■ Prompt ■
Reproduce the records that follow in full, excluding any picture they contain.

■ Information provided ■
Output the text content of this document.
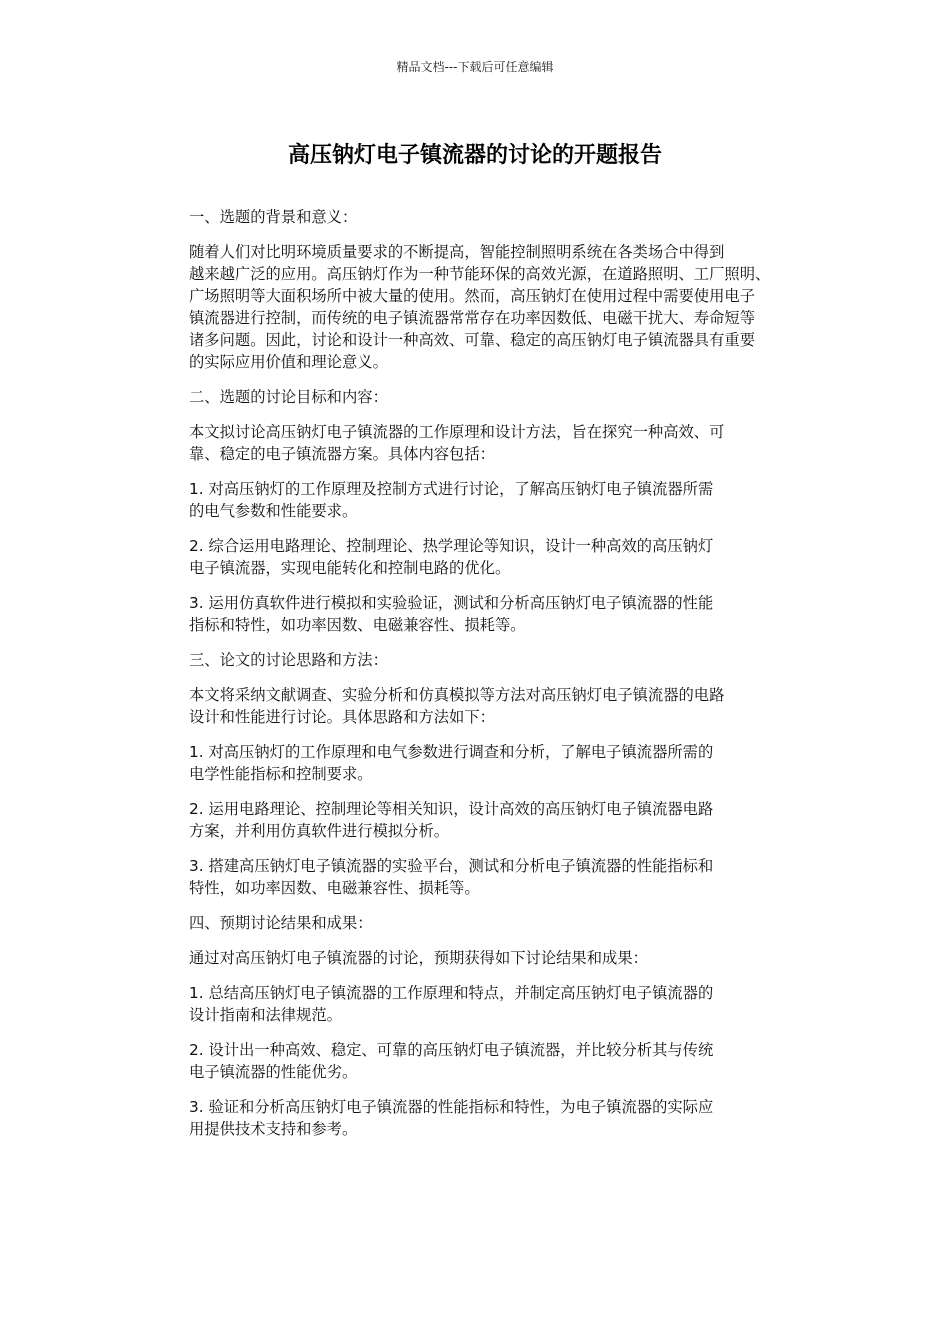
精品文档---下载后可任意编辑
高压钠灯电子镇流器的讨论的开题报告

一、选题的背景和意义：

随着人们对比明环境质量要求的不断提高，智能控制照明系统在各类场合中得到
越来越广泛的应用。高压钠灯作为一种节能环保的高效光源，在道路照明、工厂照明、
广场照明等大面积场所中被大量的使用。然而，高压钠灯在使用过程中需要使用电子
镇流器进行控制，而传统的电子镇流器常常存在功率因数低、电磁干扰大、寿命短等
诸多问题。因此，讨论和设计一种高效、可靠、稳定的高压钠灯电子镇流器具有重要
的实际应用价值和理论意义。

二、选题的讨论目标和内容：

本文拟讨论高压钠灯电子镇流器的工作原理和设计方法，旨在探究一种高效、可
靠、稳定的电子镇流器方案。具体内容包括：

1. 对高压钠灯的工作原理及控制方式进行讨论，了解高压钠灯电子镇流器所需
的电气参数和性能要求。

2. 综合运用电路理论、控制理论、热学理论等知识，设计一种高效的高压钠灯
电子镇流器，实现电能转化和控制电路的优化。

3. 运用仿真软件进行模拟和实验验证，测试和分析高压钠灯电子镇流器的性能
指标和特性，如功率因数、电磁兼容性、损耗等。

三、论文的讨论思路和方法：

本文将采纳文献调查、实验分析和仿真模拟等方法对高压钠灯电子镇流器的电路
设计和性能进行讨论。具体思路和方法如下：

1. 对高压钠灯的工作原理和电气参数进行调查和分析，了解电子镇流器所需的
电学性能指标和控制要求。

2. 运用电路理论、控制理论等相关知识，设计高效的高压钠灯电子镇流器电路
方案，并利用仿真软件进行模拟分析。

3. 搭建高压钠灯电子镇流器的实验平台，测试和分析电子镇流器的性能指标和
特性，如功率因数、电磁兼容性、损耗等。

四、预期讨论结果和成果：

通过对高压钠灯电子镇流器的讨论，预期获得如下讨论结果和成果：

1. 总结高压钠灯电子镇流器的工作原理和特点，并制定高压钠灯电子镇流器的
设计指南和法律规范。

2. 设计出一种高效、稳定、可靠的高压钠灯电子镇流器，并比较分析其与传统
电子镇流器的性能优劣。

3. 验证和分析高压钠灯电子镇流器的性能指标和特性，为电子镇流器的实际应
用提供技术支持和参考。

■ Result of the exercise ■
Output the text content of this document.
精品文档---下载后可任意编辑
高压钠灯电子镇流器的讨论的开题报告

一、选题的背景和意义：

随着人们对比明环境质量要求的不断提高，智能控制照明系统在各类场合中得到
越来越广泛的应用。高压钠灯作为一种节能环保的高效光源，在道路照明、工厂照明、
广场照明等大面积场所中被大量的使用。然而，高压钠灯在使用过程中需要使用电子
镇流器进行控制，而传统的电子镇流器常常存在功率因数低、电磁干扰大、寿命短等
诸多问题。因此，讨论和设计一种高效、可靠、稳定的高压钠灯电子镇流器具有重要
的实际应用价值和理论意义。

二、选题的讨论目标和内容：

本文拟讨论高压钠灯电子镇流器的工作原理和设计方法，旨在探究一种高效、可
靠、稳定的电子镇流器方案。具体内容包括：

1. 对高压钠灯的工作原理及控制方式进行讨论，了解高压钠灯电子镇流器所需
的电气参数和性能要求。

2. 综合运用电路理论、控制理论、热学理论等知识，设计一种高效的高压钠灯
电子镇流器，实现电能转化和控制电路的优化。

3. 运用仿真软件进行模拟和实验验证，测试和分析高压钠灯电子镇流器的性能
指标和特性，如功率因数、电磁兼容性、损耗等。

三、论文的讨论思路和方法：

本文将采纳文献调查、实验分析和仿真模拟等方法对高压钠灯电子镇流器的电路
设计和性能进行讨论。具体思路和方法如下：

1. 对高压钠灯的工作原理和电气参数进行调查和分析，了解电子镇流器所需的
电学性能指标和控制要求。

2. 运用电路理论、控制理论等相关知识，设计高效的高压钠灯电子镇流器电路
方案，并利用仿真软件进行模拟分析。

3. 搭建高压钠灯电子镇流器的实验平台，测试和分析电子镇流器的性能指标和
特性，如功率因数、电磁兼容性、损耗等。

四、预期讨论结果和成果：

通过对高压钠灯电子镇流器的讨论，预期获得如下讨论结果和成果：

1. 总结高压钠灯电子镇流器的工作原理和特点，并制定高压钠灯电子镇流器的
设计指南和法律规范。

2. 设计出一种高效、稳定、可靠的高压钠灯电子镇流器，并比较分析其与传统
电子镇流器的性能优劣。

3. 验证和分析高压钠灯电子镇流器的性能指标和特性，为电子镇流器的实际应
用提供技术支持和参考。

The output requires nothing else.